#### YOUR TASK:
Copy out the data exactly, leaving the pictures behind.

(Figure collection entries)
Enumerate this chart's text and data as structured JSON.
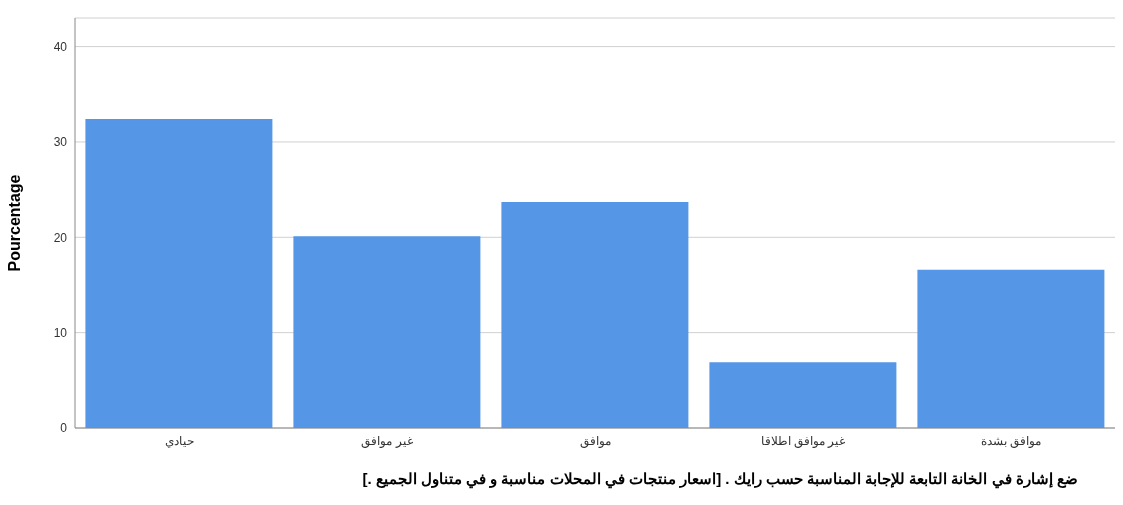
{
  "chart_data": {
    "type": "bar",
    "xlabel": "ضع إشارة في الخانة التابعة للإجابة المناسبة حسب رايك . [اسعار منتجات في المحلات مناسبة و في متناول الجميع .]",
    "ylabel": "Pourcentage",
    "categories": [
      "حيادي",
      "غير موافق",
      "موافق",
      "غير موافق اطلاقا",
      "موافق بشدة"
    ],
    "values": [
      32.4,
      20.1,
      23.7,
      6.9,
      16.6
    ],
    "color": "#5596e6",
    "ylim": [
      0,
      43
    ],
    "yticks": [
      0,
      10,
      20,
      30,
      40
    ],
    "grid": "y"
  }
}
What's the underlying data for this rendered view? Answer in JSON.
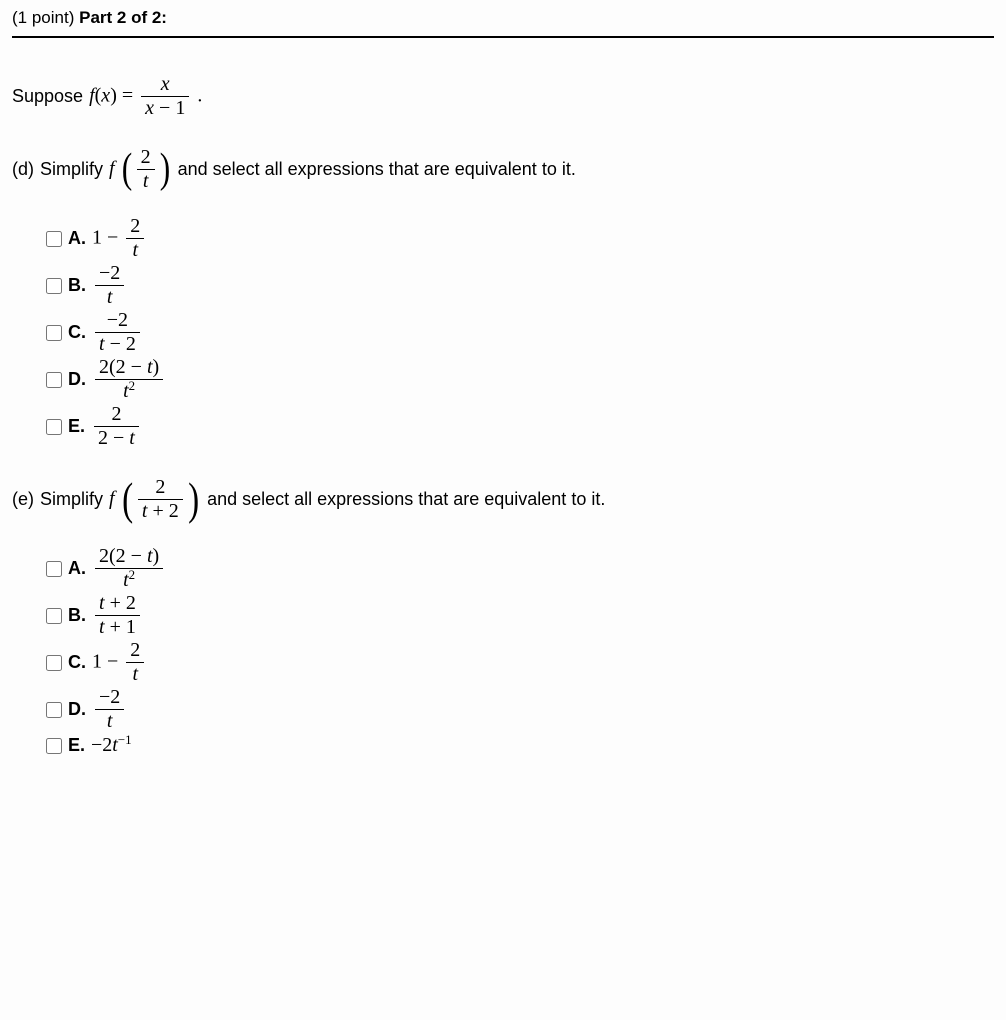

#### ANSWER TO THE PROBLEM:
Enumerate this chart's text and data as structured JSON.
{
  "chart_data": {
    "type": "bar",
    "xlabel": "ضع إشارة في الخانة التابعة للإجابة المناسبة حسب رايك . [اسعار منتجات في المحلات مناسبة و في متناول الجميع .]",
    "ylabel": "Pourcentage",
    "categories": [
      "حيادي",
      "غير موافق",
      "موافق",
      "غير موافق اطلاقا",
      "موافق بشدة"
    ],
    "values": [
      32.4,
      20.1,
      23.7,
      6.9,
      16.6
    ],
    "color": "#5596e6",
    "ylim": [
      0,
      43
    ],
    "yticks": [
      0,
      10,
      20,
      30,
      40
    ],
    "grid": "y"
  }
}
What's the underlying data for this rendered view? Answer in JSON.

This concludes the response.